> [WHAT IS NEEDED]:
In the lines below, how many hold the word "content"? Answer only with the number.
## BEGIN DATA TO PROCESS
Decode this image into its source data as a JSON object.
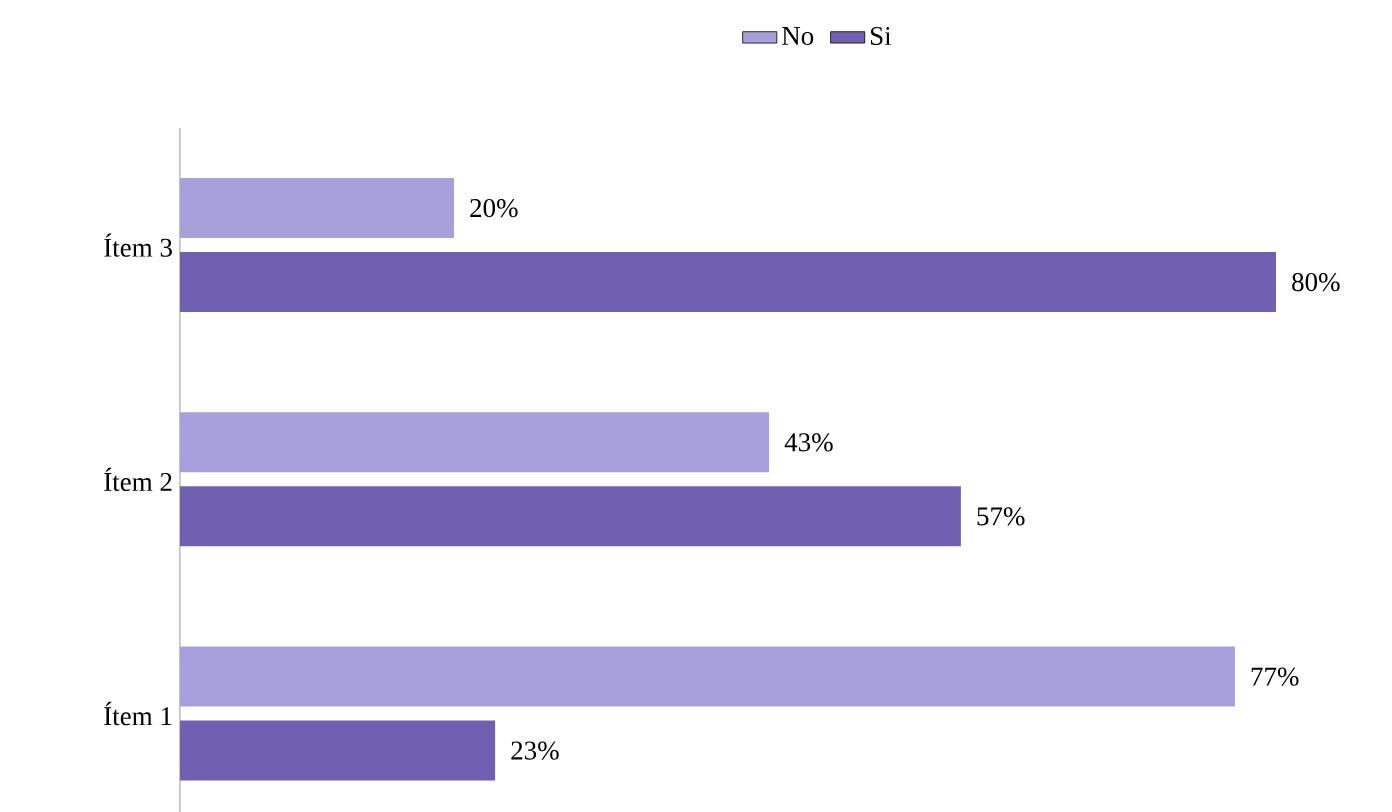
{
  "chart_data": {
    "type": "bar",
    "orientation": "horizontal",
    "categories": [
      "Ítem 3",
      "Ítem 2",
      "Ítem 1"
    ],
    "legend": "top",
    "series": [
      {
        "name": "No",
        "color": "#a79fd9",
        "values": [
          20,
          43,
          77
        ],
        "value_labels": [
          "20%",
          "43%",
          "77%"
        ]
      },
      {
        "name": "Si",
        "color": "#7060b2",
        "values": [
          80,
          57,
          23
        ],
        "value_labels": [
          "80%",
          "57%",
          "23%"
        ]
      }
    ]
  }
}
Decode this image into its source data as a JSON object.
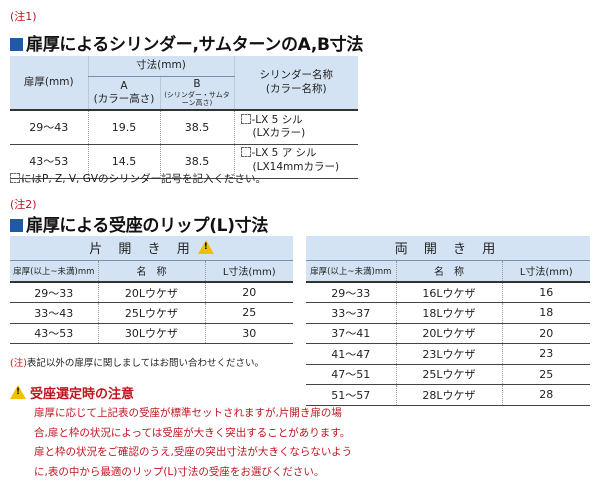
{
  "section1": {
    "note_tag": "(注1)",
    "heading": "扉厚によるシリンダー,サムターンのA,B寸法",
    "table": {
      "header_door": "扉厚(mm)",
      "header_dim": "寸法(mm)",
      "header_a_line1": "A",
      "header_a_line2": "(カラー高さ)",
      "header_b_line1": "B",
      "header_b_line2": "(シリンダー・サムターン高さ)",
      "header_name_line1": "シリンダー名称",
      "header_name_line2": "(カラー名称)",
      "rows": [
        {
          "door": "29～43",
          "a": "19.5",
          "b": "38.5",
          "name1": "-LX 5 シル",
          "name2": "(LXカラー)"
        },
        {
          "door": "43～53",
          "a": "14.5",
          "b": "38.5",
          "name1": "-LX 5 ア シル",
          "name2": "(LX14mmカラー)"
        }
      ]
    },
    "note": "にはP, Z, V, GVのシリンダー記号を記入ください。"
  },
  "section2": {
    "note_tag": "(注2)",
    "heading": "扉厚による受座のリップ(L)寸法",
    "single": {
      "title": "片 開 き 用",
      "col_door": "扉厚(以上~未満)mm",
      "col_name": "名　称",
      "col_l": "L寸法(mm)",
      "rows": [
        {
          "door": "29～33",
          "name": "20Lウケザ",
          "l": "20"
        },
        {
          "door": "33～43",
          "name": "25Lウケザ",
          "l": "25"
        },
        {
          "door": "43～53",
          "name": "30Lウケザ",
          "l": "30"
        }
      ]
    },
    "double": {
      "title": "両 開 き 用",
      "col_door": "扉厚(以上~未満)mm",
      "col_name": "名　称",
      "col_l": "L寸法(mm)",
      "rows": [
        {
          "door": "29～33",
          "name": "16Lウケザ",
          "l": "16"
        },
        {
          "door": "33～37",
          "name": "18Lウケザ",
          "l": "18"
        },
        {
          "door": "37～41",
          "name": "20Lウケザ",
          "l": "20"
        },
        {
          "door": "41～47",
          "name": "23Lウケザ",
          "l": "23"
        },
        {
          "door": "47～51",
          "name": "25Lウケザ",
          "l": "25"
        },
        {
          "door": "51～57",
          "name": "28Lウケザ",
          "l": "28"
        }
      ]
    },
    "footnote_tag": "(注)",
    "footnote": "表記以外の扉厚に関しましてはお問い合わせください。"
  },
  "caution": {
    "title": "受座選定時の注意",
    "lines": [
      "扉厚に応じて上記表の受座が標準セットされますが,片開き扉の場",
      "合,扉と枠の状況によっては受座が大きく突出することがあります。",
      "扉と枠の状況をご確認のうえ,受座の突出寸法が大きくならないよう",
      "に,表の中から最適のリップ(L)寸法の受座をお選びください。"
    ]
  },
  "colors": {
    "accent_blue": "#1f5aa5",
    "header_bg": "#d4e3f3",
    "caution_red": "#c0161f",
    "warning_yellow": "#f0c000"
  },
  "icons": [
    "blue-square-bullet-icon",
    "dashed-box-placeholder-icon",
    "warning-triangle-icon"
  ]
}
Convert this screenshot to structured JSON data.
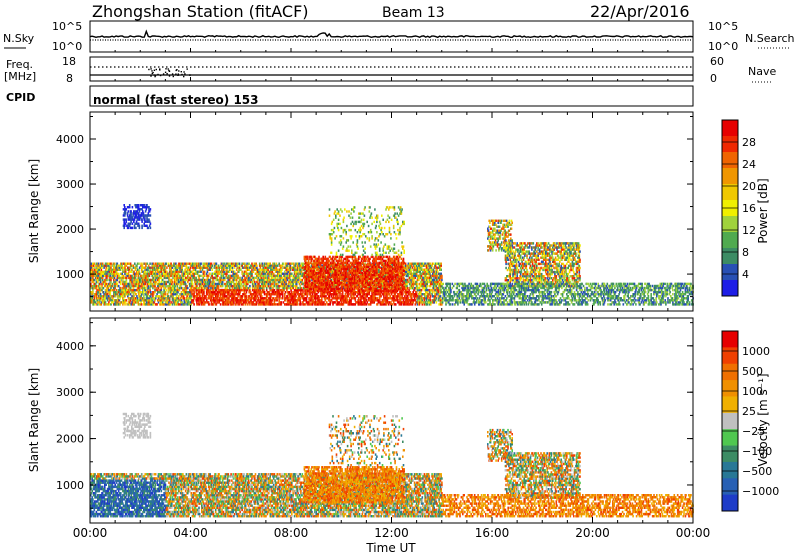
{
  "header": {
    "title": "Zhongshan Station (fitACF)",
    "beam": "Beam 13",
    "date": "22/Apr/2016"
  },
  "strips": {
    "nsky_label": "N.Sky",
    "nsky_ticks": [
      "10^5",
      "10^0"
    ],
    "nsearch_label": "N.Search",
    "nsearch_ticks": [
      "10^5",
      "10^0"
    ],
    "freq_label": "Freq.",
    "freq_unit": "[MHz]",
    "freq_ticks": [
      "18",
      "8"
    ],
    "nave_label": "Nave",
    "nave_ticks": [
      "60",
      "0"
    ],
    "cpid_label": "CPID",
    "cpid_text": "normal (fast stereo) 153"
  },
  "colors": {
    "power_scale": [
      "#1e1ee6",
      "#2850b4",
      "#3c8c64",
      "#50aa50",
      "#a0d23c",
      "#f0f000",
      "#f0c800",
      "#f09600",
      "#f06400",
      "#f02800",
      "#e60000"
    ],
    "velocity_scale": [
      "#1e3cc8",
      "#2860b4",
      "#287896",
      "#3c8c64",
      "#50c850",
      "#c0c0c0",
      "#f0b000",
      "#f09000",
      "#f07000",
      "#f04000",
      "#e60000"
    ]
  },
  "chart_data": [
    {
      "type": "heatmap",
      "name": "power",
      "ylabel": "Slant Range [km]",
      "y_ticks": [
        "1000",
        "2000",
        "3000",
        "4000"
      ],
      "x_ticks": [
        "00:00",
        "04:00",
        "08:00",
        "12:00",
        "16:00",
        "20:00",
        "00:00"
      ],
      "colorbar_label": "Power [dB]",
      "colorbar_ticks": [
        "4",
        "8",
        "12",
        "16",
        "20",
        "24",
        "28"
      ],
      "ylim": [
        180,
        4600
      ],
      "xlim": [
        0,
        24
      ]
    },
    {
      "type": "heatmap",
      "name": "velocity",
      "ylabel": "Slant Range [km]",
      "y_ticks": [
        "1000",
        "2000",
        "3000",
        "4000"
      ],
      "x_ticks": [
        "00:00",
        "04:00",
        "08:00",
        "12:00",
        "16:00",
        "20:00",
        "00:00"
      ],
      "xlabel": "Time UT",
      "colorbar_label": "Velocity [m s⁻¹]",
      "colorbar_ticks": [
        "1000",
        "500",
        "100",
        "25",
        "−25",
        "−100",
        "−500",
        "−1000"
      ],
      "ylim": [
        180,
        4600
      ],
      "xlim": [
        0,
        24
      ]
    }
  ]
}
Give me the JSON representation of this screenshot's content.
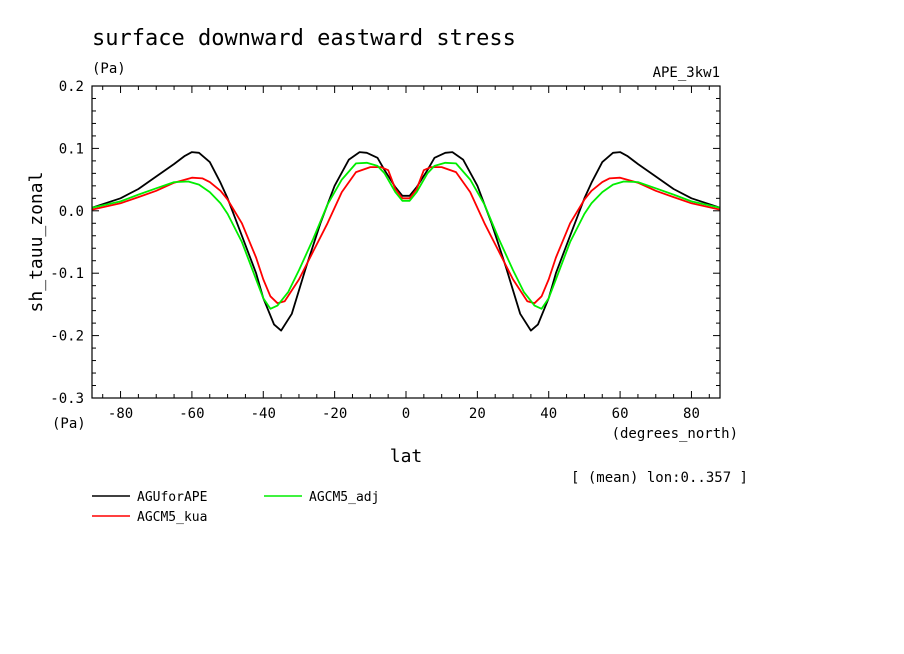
{
  "chart_data": {
    "type": "line",
    "title": "surface downward eastward stress",
    "title_units": "(Pa)",
    "run_label": "APE_3kw1",
    "ylabel": "sh_tauu_zonal",
    "y_units": "(Pa)",
    "xlabel": "lat",
    "x_units": "(degrees_north)",
    "note": "[ (mean) lon:0..357 ]",
    "xlim": [
      -88,
      88
    ],
    "ylim": [
      -0.3,
      0.2
    ],
    "x_ticks": [
      "-80",
      "-60",
      "-40",
      "-20",
      "0",
      "20",
      "40",
      "60",
      "80"
    ],
    "y_ticks": [
      "0.2",
      "0.1",
      "0.0",
      "-0.1",
      "-0.2",
      "-0.3"
    ],
    "grid": false,
    "series": [
      {
        "name": "AGUforAPE",
        "color": "#000000",
        "x": [
          -88,
          -80,
          -75,
          -70,
          -65,
          -62,
          -60,
          -58,
          -55,
          -52,
          -50,
          -46,
          -42,
          -40,
          -37,
          -35,
          -32,
          -28,
          -24,
          -20,
          -16,
          -13,
          -11,
          -8,
          -6,
          -3,
          -1,
          0,
          1,
          3,
          6,
          8,
          11,
          13,
          16,
          20,
          24,
          28,
          32,
          35,
          37,
          40,
          42,
          46,
          50,
          52,
          55,
          58,
          60,
          62,
          65,
          70,
          75,
          80,
          88
        ],
        "y": [
          0.005,
          0.02,
          0.035,
          0.055,
          0.075,
          0.088,
          0.094,
          0.093,
          0.078,
          0.045,
          0.02,
          -0.04,
          -0.1,
          -0.14,
          -0.182,
          -0.192,
          -0.165,
          -0.09,
          -0.02,
          0.04,
          0.082,
          0.094,
          0.093,
          0.085,
          0.065,
          0.038,
          0.024,
          0.024,
          0.024,
          0.038,
          0.065,
          0.085,
          0.093,
          0.094,
          0.082,
          0.04,
          -0.02,
          -0.09,
          -0.165,
          -0.192,
          -0.182,
          -0.14,
          -0.1,
          -0.04,
          0.02,
          0.045,
          0.078,
          0.093,
          0.094,
          0.088,
          0.075,
          0.055,
          0.035,
          0.02,
          0.005
        ]
      },
      {
        "name": "AGCM5_kua",
        "color": "#ff0000",
        "x": [
          -88,
          -80,
          -75,
          -70,
          -65,
          -60,
          -57,
          -55,
          -52,
          -50,
          -46,
          -42,
          -40,
          -38,
          -36,
          -34,
          -30,
          -26,
          -22,
          -18,
          -14,
          -10,
          -7,
          -5,
          -3,
          -1,
          0,
          1,
          3,
          5,
          7,
          10,
          14,
          18,
          22,
          26,
          30,
          34,
          36,
          38,
          40,
          42,
          46,
          50,
          52,
          55,
          57,
          60,
          65,
          70,
          75,
          80,
          88
        ],
        "y": [
          0.002,
          0.012,
          0.022,
          0.032,
          0.045,
          0.053,
          0.052,
          0.046,
          0.032,
          0.018,
          -0.02,
          -0.075,
          -0.11,
          -0.137,
          -0.148,
          -0.145,
          -0.11,
          -0.065,
          -0.02,
          0.03,
          0.062,
          0.07,
          0.07,
          0.065,
          0.035,
          0.02,
          0.02,
          0.02,
          0.035,
          0.065,
          0.07,
          0.07,
          0.062,
          0.03,
          -0.02,
          -0.065,
          -0.11,
          -0.145,
          -0.148,
          -0.137,
          -0.11,
          -0.075,
          -0.02,
          0.018,
          0.032,
          0.046,
          0.052,
          0.053,
          0.045,
          0.032,
          0.022,
          0.012,
          0.002
        ]
      },
      {
        "name": "AGCM5_adj",
        "color": "#00ee00",
        "x": [
          -88,
          -80,
          -75,
          -70,
          -65,
          -61,
          -58,
          -55,
          -52,
          -50,
          -46,
          -42,
          -40,
          -38,
          -36,
          -33,
          -30,
          -26,
          -22,
          -18,
          -14,
          -11,
          -8,
          -6,
          -3,
          -1,
          0,
          1,
          3,
          6,
          8,
          11,
          14,
          18,
          22,
          26,
          30,
          33,
          36,
          38,
          40,
          42,
          46,
          50,
          52,
          55,
          58,
          61,
          65,
          70,
          75,
          80,
          88
        ],
        "y": [
          0.005,
          0.015,
          0.026,
          0.036,
          0.046,
          0.047,
          0.042,
          0.03,
          0.012,
          -0.005,
          -0.05,
          -0.11,
          -0.14,
          -0.157,
          -0.152,
          -0.13,
          -0.095,
          -0.045,
          0.01,
          0.05,
          0.076,
          0.077,
          0.072,
          0.06,
          0.03,
          0.016,
          0.016,
          0.016,
          0.03,
          0.06,
          0.072,
          0.077,
          0.076,
          0.05,
          0.01,
          -0.045,
          -0.095,
          -0.13,
          -0.152,
          -0.157,
          -0.14,
          -0.11,
          -0.05,
          -0.005,
          0.012,
          0.03,
          0.042,
          0.047,
          0.046,
          0.036,
          0.026,
          0.015,
          0.005
        ]
      }
    ]
  }
}
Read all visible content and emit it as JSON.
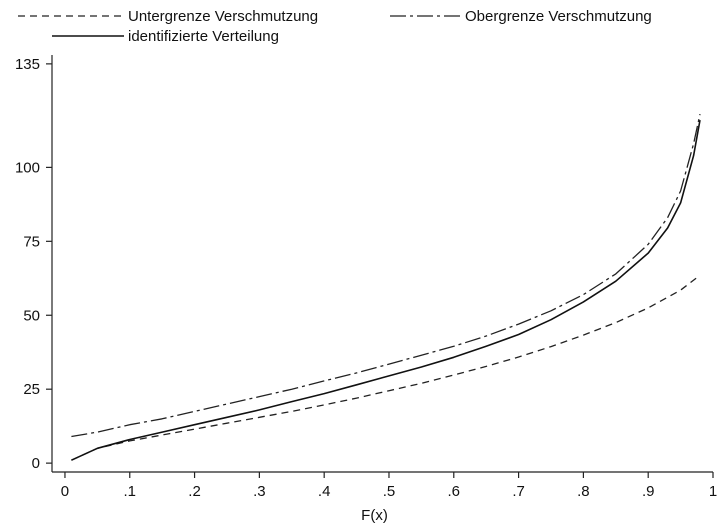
## END DATA TO PROCESS
> [WRITTEN RESPONSE]:
2